---- Supplied material

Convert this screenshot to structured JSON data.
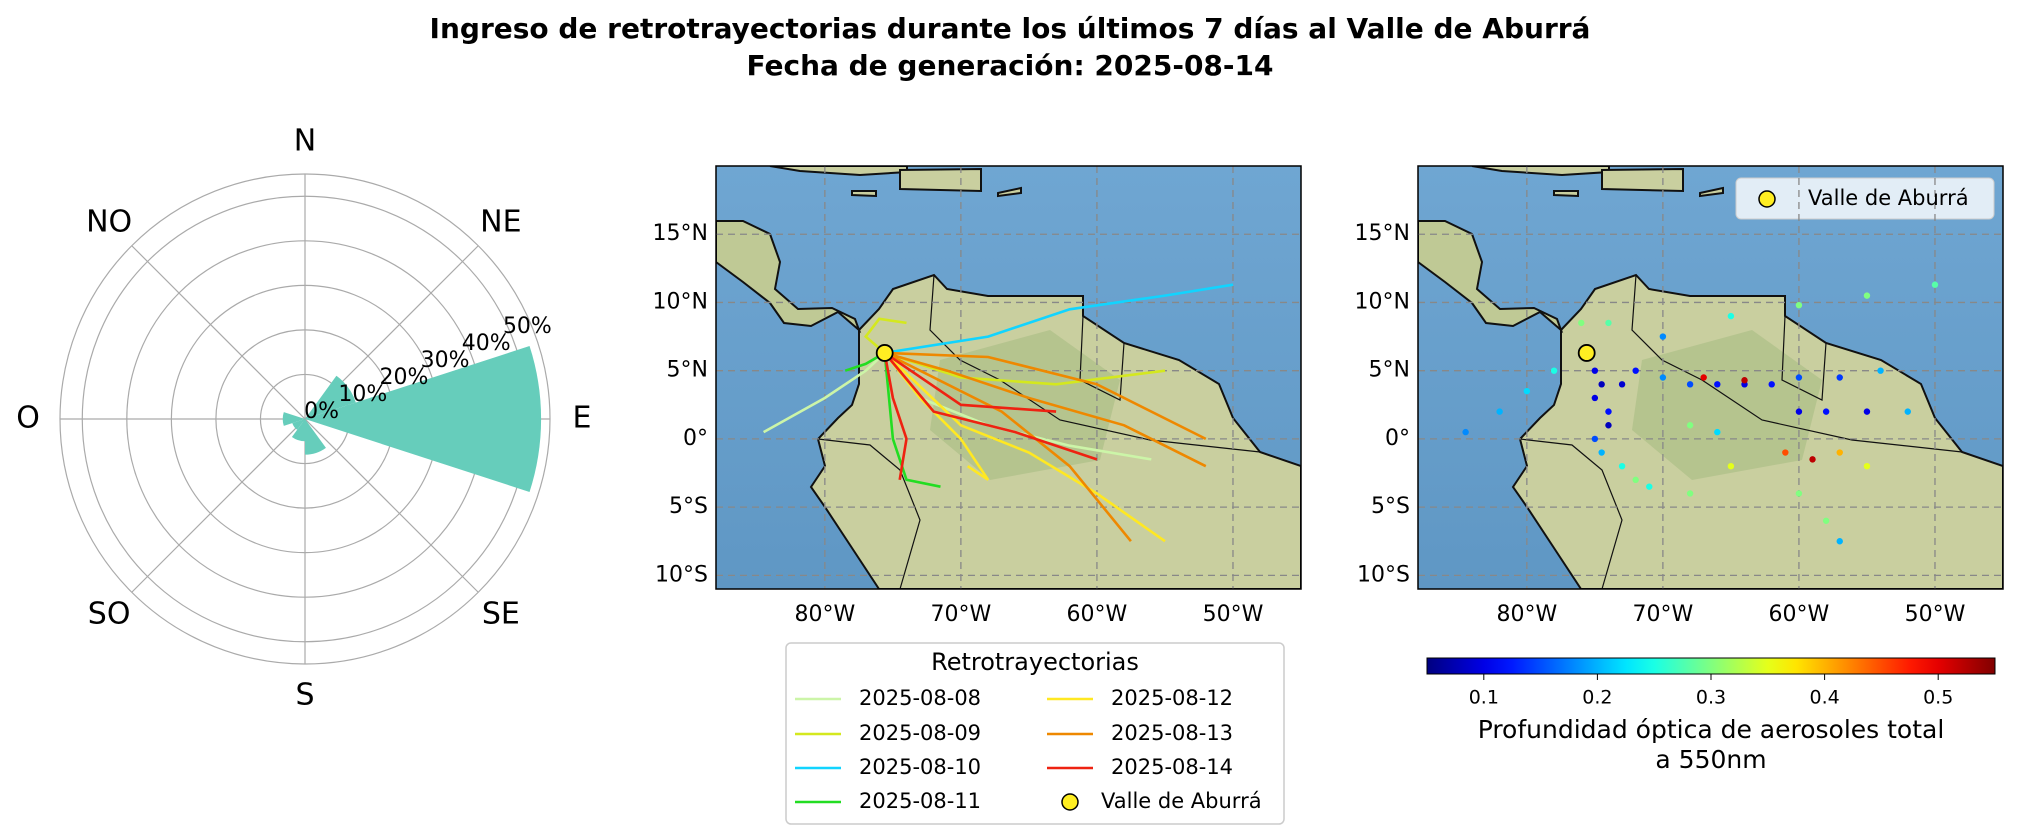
{
  "title": [
    "Ingreso de retrotrayectorias durante los últimos 7 días al Valle de Aburrá",
    "Fecha de generación: 2025-08-14"
  ],
  "chart_data": [
    {
      "type": "polar_bar",
      "color": "#66cdbb",
      "theta": [
        18,
        54,
        90,
        126,
        162,
        198,
        234,
        270,
        306,
        342
      ],
      "values": [
        0,
        12,
        53,
        0,
        8,
        5,
        3,
        5,
        0,
        0
      ],
      "rlim": [
        0,
        55
      ],
      "rticks": [
        {
          "value": 0,
          "label": "0%"
        },
        {
          "value": 10,
          "label": "10%"
        },
        {
          "value": 20,
          "label": "20%"
        },
        {
          "value": 30,
          "label": "30%"
        },
        {
          "value": 40,
          "label": "40%"
        },
        {
          "value": 50,
          "label": "50%"
        }
      ],
      "direction_labels": [
        "N",
        "NE",
        "E",
        "SE",
        "S",
        "SO",
        "O",
        "NO"
      ]
    },
    {
      "type": "line",
      "xlim": [
        -88,
        -45
      ],
      "ylim": [
        -11,
        20
      ],
      "grid": true,
      "xticks": [
        {
          "value": -80,
          "label": "80°W"
        },
        {
          "value": -70,
          "label": "70°W"
        },
        {
          "value": -60,
          "label": "60°W"
        },
        {
          "value": -50,
          "label": "50°W"
        }
      ],
      "yticks": [
        {
          "value": -10,
          "label": "10°S"
        },
        {
          "value": -5,
          "label": "5°S"
        },
        {
          "value": 0,
          "label": "0°"
        },
        {
          "value": 5,
          "label": "5°N"
        },
        {
          "value": 10,
          "label": "10°N"
        },
        {
          "value": 15,
          "label": "15°N"
        }
      ],
      "legend_title": "Retrotrayectorias",
      "series": [
        {
          "name": "2025-08-08",
          "color": "#ccf5a8",
          "x": [
            -84.5,
            -80,
            -77,
            -75.6,
            null,
            -56,
            -62,
            -68,
            -73,
            -75.6
          ],
          "values": [
            0.5,
            3,
            5,
            6.3,
            null,
            -1.5,
            -0.5,
            1,
            3,
            6.3
          ]
        },
        {
          "name": "2025-08-09",
          "color": "#d4e81e",
          "x": [
            -74,
            -76,
            -77,
            -75.6,
            null,
            -55,
            -63,
            -70,
            -75.6
          ],
          "values": [
            8.5,
            8.8,
            7.5,
            6.3,
            null,
            5,
            4,
            4.5,
            6.3
          ]
        },
        {
          "name": "2025-08-10",
          "color": "#11d4ff",
          "x": [
            -50,
            -55,
            -62,
            -68,
            -75.6
          ],
          "values": [
            11.3,
            10.5,
            9.5,
            7.5,
            6.3
          ]
        },
        {
          "name": "2025-08-11",
          "color": "#22dd22",
          "x": [
            -78.5,
            -77,
            -75.6,
            null,
            -71.5,
            -74,
            -75,
            -75.6
          ],
          "values": [
            5,
            5.5,
            6.3,
            null,
            -3.5,
            -3,
            0,
            6.3
          ]
        },
        {
          "name": "2025-08-12",
          "color": "#ffe822",
          "x": [
            -55,
            -60,
            -65,
            -70,
            -75.6,
            null,
            -69.5,
            -68,
            -70,
            -73,
            -75.6
          ],
          "values": [
            -7.5,
            -4,
            -1,
            1,
            6.3,
            null,
            -2,
            -3,
            0,
            3,
            6.3
          ]
        },
        {
          "name": "2025-08-13",
          "color": "#ee8800",
          "x": [
            -52,
            -58,
            -65,
            -71,
            -75.6,
            null,
            -57.5,
            -62,
            -67,
            -75.6,
            null,
            -52,
            -60,
            -68,
            -75.6
          ],
          "values": [
            -2,
            1,
            3,
            5,
            6.3,
            null,
            -7.5,
            -2,
            2,
            6.3,
            null,
            0,
            4,
            6,
            6.3
          ]
        },
        {
          "name": "2025-08-14",
          "color": "#ee2211",
          "x": [
            -60,
            -66,
            -72,
            -75.6,
            null,
            -74.5,
            -74,
            -75,
            -75.6,
            null,
            -63,
            -70,
            -75.6
          ],
          "values": [
            -1.5,
            0.5,
            2,
            6.3,
            null,
            -3,
            0,
            3,
            6.3,
            null,
            2,
            2.5,
            6.3
          ]
        }
      ],
      "marker": {
        "name": "Valle de Aburrá",
        "x": -75.6,
        "y": 6.3,
        "color": "#ffee22"
      }
    },
    {
      "type": "scatter",
      "xlim": [
        -88,
        -45
      ],
      "ylim": [
        -11,
        20
      ],
      "grid": true,
      "legend": "upper right",
      "xticks": [
        {
          "value": -80,
          "label": "80°W"
        },
        {
          "value": -70,
          "label": "70°W"
        },
        {
          "value": -60,
          "label": "60°W"
        },
        {
          "value": -50,
          "label": "50°W"
        }
      ],
      "yticks": [
        {
          "value": -10,
          "label": "10°S"
        },
        {
          "value": -5,
          "label": "5°S"
        },
        {
          "value": 0,
          "label": "0°"
        },
        {
          "value": 5,
          "label": "5°N"
        },
        {
          "value": 10,
          "label": "10°N"
        },
        {
          "value": 15,
          "label": "15°N"
        }
      ],
      "x": [
        -75,
        -74.5,
        -75,
        -74,
        -74,
        -75,
        -74.5,
        -73,
        -72,
        -73,
        -72,
        -70,
        -68,
        -66,
        -64,
        -62,
        -60,
        -57,
        -54,
        -60,
        -58,
        -55,
        -52,
        -67,
        -64,
        -59,
        -61,
        -57,
        -55,
        -65,
        -68,
        -60,
        -57,
        -58,
        -84.5,
        -82,
        -80,
        -78,
        -76,
        -74,
        -55,
        -60,
        -50,
        -65,
        -70,
        -68,
        -71,
        -66
      ],
      "values": [
        5,
        4,
        3,
        2,
        1,
        0,
        -1,
        -2,
        -3,
        4,
        5,
        4.5,
        4,
        4,
        4,
        4,
        4.5,
        4.5,
        5,
        2,
        2,
        2,
        2,
        4.5,
        4.3,
        -1.5,
        -1,
        -1,
        -2,
        -2,
        -4,
        -4,
        -7.5,
        -6,
        0.5,
        2,
        3.5,
        5,
        8.5,
        8.5,
        10.5,
        9.8,
        11.3,
        9,
        7.5,
        1,
        -3.5,
        0.5
      ],
      "c": [
        0.1,
        0.08,
        0.1,
        0.12,
        0.08,
        0.15,
        0.2,
        0.25,
        0.3,
        0.09,
        0.12,
        0.18,
        0.15,
        0.12,
        0.1,
        0.12,
        0.15,
        0.14,
        0.2,
        0.1,
        0.12,
        0.1,
        0.2,
        0.5,
        0.52,
        0.52,
        0.45,
        0.4,
        0.35,
        0.35,
        0.3,
        0.3,
        0.2,
        0.3,
        0.18,
        0.2,
        0.22,
        0.25,
        0.3,
        0.28,
        0.3,
        0.3,
        0.28,
        0.25,
        0.18,
        0.3,
        0.25,
        0.22
      ],
      "cmap": "jet",
      "clim": [
        0.05,
        0.55
      ],
      "cticks": [
        0.1,
        0.2,
        0.3,
        0.4,
        0.5
      ],
      "colorbar_label": [
        "Profundidad óptica de aerosoles total",
        "a 550nm"
      ],
      "marker": {
        "name": "Valle de Aburrá",
        "x": -75.6,
        "y": 6.3,
        "color": "#ffee22"
      }
    }
  ]
}
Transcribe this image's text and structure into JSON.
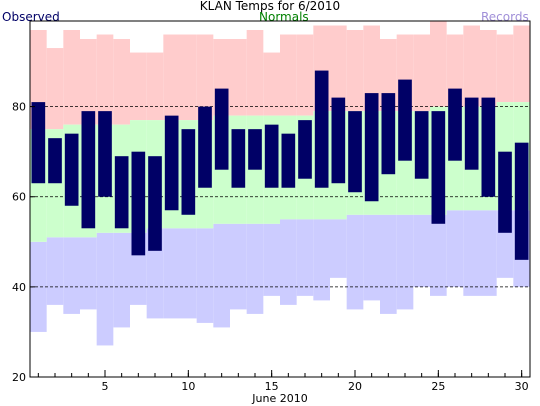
{
  "chart_data": {
    "type": "bar",
    "title": "KLAN Temps for 6/2010",
    "xlabel": "June 2010",
    "ylabel": "",
    "legend": [
      {
        "name": "Observed",
        "color": "#000066"
      },
      {
        "name": "Normals",
        "color": "#008000"
      },
      {
        "name": "Records",
        "color": "#a08fd8"
      }
    ],
    "ylim": [
      20,
      99
    ],
    "xlim": [
      0.5,
      30.5
    ],
    "yticks": [
      20,
      40,
      60,
      80
    ],
    "xticks": [
      5,
      10,
      15,
      20,
      25,
      30
    ],
    "grid_lines": [
      40,
      60,
      80
    ],
    "days": [
      1,
      2,
      3,
      4,
      5,
      6,
      7,
      8,
      9,
      10,
      11,
      12,
      13,
      14,
      15,
      16,
      17,
      18,
      19,
      20,
      21,
      22,
      23,
      24,
      25,
      26,
      27,
      28,
      29,
      30
    ],
    "observed_high": [
      81,
      73,
      74,
      79,
      79,
      69,
      70,
      69,
      78,
      75,
      80,
      84,
      75,
      75,
      76,
      74,
      77,
      88,
      82,
      79,
      83,
      83,
      86,
      79,
      79,
      84,
      82,
      82,
      70,
      72
    ],
    "observed_low": [
      63,
      63,
      58,
      53,
      60,
      53,
      47,
      48,
      57,
      56,
      62,
      66,
      62,
      66,
      62,
      62,
      64,
      62,
      63,
      61,
      59,
      65,
      68,
      64,
      54,
      68,
      66,
      60,
      52,
      46
    ],
    "normal_high": [
      75,
      75,
      76,
      76,
      76,
      76,
      77,
      77,
      77,
      77,
      77,
      78,
      78,
      78,
      78,
      78,
      78,
      79,
      79,
      79,
      79,
      79,
      79,
      79,
      80,
      80,
      80,
      80,
      81,
      81
    ],
    "normal_low": [
      50,
      51,
      51,
      51,
      52,
      52,
      52,
      53,
      53,
      53,
      53,
      54,
      54,
      54,
      54,
      55,
      55,
      55,
      55,
      56,
      56,
      56,
      56,
      56,
      56,
      57,
      57,
      57,
      57,
      57
    ],
    "record_high": [
      97,
      93,
      97,
      95,
      96,
      95,
      92,
      92,
      96,
      96,
      96,
      95,
      95,
      97,
      92,
      96,
      96,
      98,
      98,
      97,
      98,
      95,
      96,
      96,
      99,
      96,
      98,
      97,
      96,
      98
    ],
    "record_low": [
      30,
      36,
      34,
      35,
      27,
      31,
      36,
      33,
      33,
      33,
      32,
      31,
      35,
      34,
      38,
      36,
      38,
      37,
      42,
      35,
      37,
      34,
      35,
      40,
      38,
      40,
      38,
      38,
      42,
      40
    ],
    "colors": {
      "observed": "#000066",
      "normal_band": "#ccffcc",
      "record_high_band": "#ffcccc",
      "record_low_band": "#ccccff",
      "normals_label": "#008000",
      "records_label": "#a08fd8",
      "grid": "#000000"
    }
  }
}
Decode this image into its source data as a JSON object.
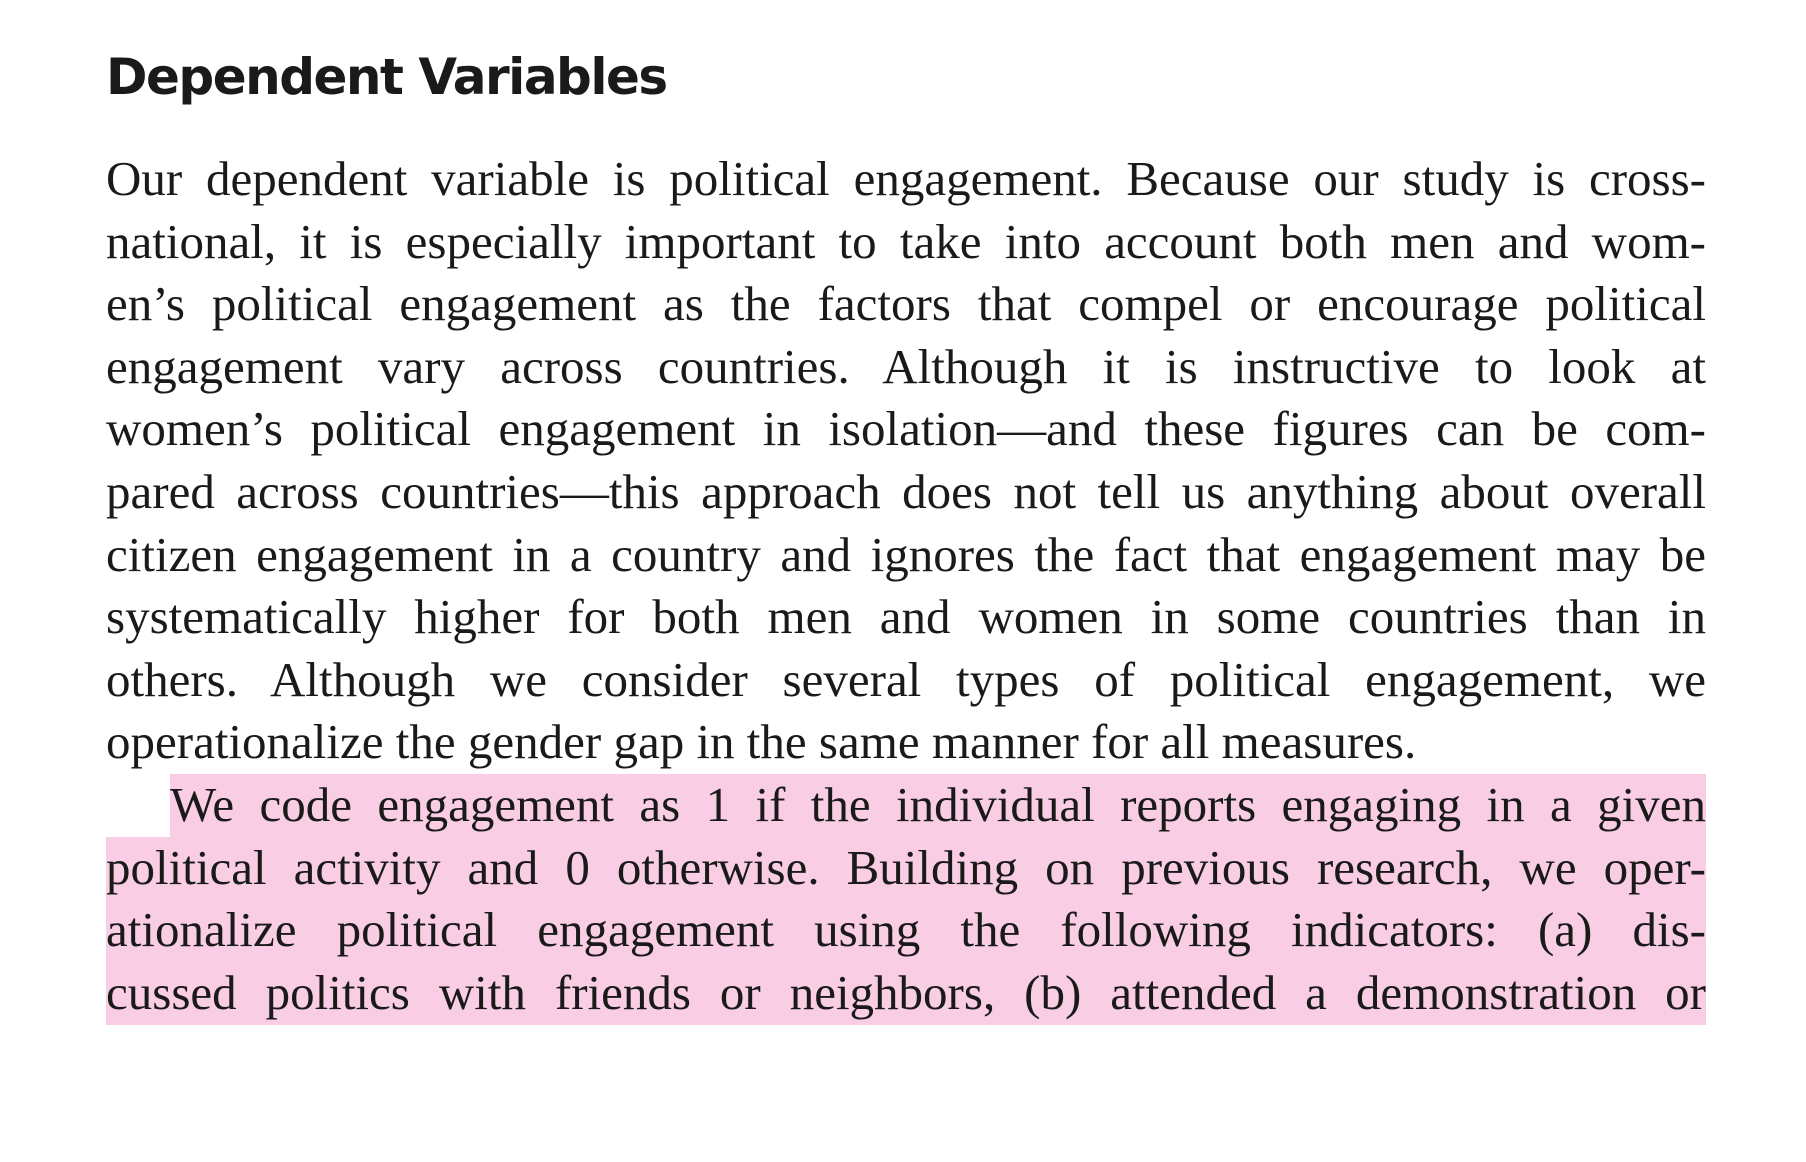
{
  "heading": "Dependent Variables",
  "paragraph_1": [
    "Our dependent variable is political engagement. Because our study is cross-",
    "national, it is especially important to take into account both men and wom-",
    "en’s political engagement as the factors that compel or encourage political",
    "engagement vary across countries. Although it is instructive to look at",
    "women’s political engagement in isolation—and these figures can be com-",
    "pared across countries—this approach does not tell us anything about overall",
    "citizen engagement in a country and ignores the fact that engagement may be",
    "systematically higher for both men and women in some countries than in",
    "others. Although we consider several types of political engagement, we",
    "operationalize the gender gap in the same manner for all measures."
  ],
  "paragraph_2": [
    "We code engagement as 1 if the individual reports engaging in a given",
    "political activity and 0 otherwise. Building on previous research, we oper-",
    "ationalize political engagement using the following indicators: (a) dis-",
    "cussed politics with friends or neighbors, (b) attended a demonstration or"
  ],
  "highlight_color": "#f9cde3",
  "text_color": "#1a1a1a"
}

--------

* [Instruction]:
In the entries above, find the lines containing the word "that" and say how many there are, with no other words.

* [Result of this task]:
2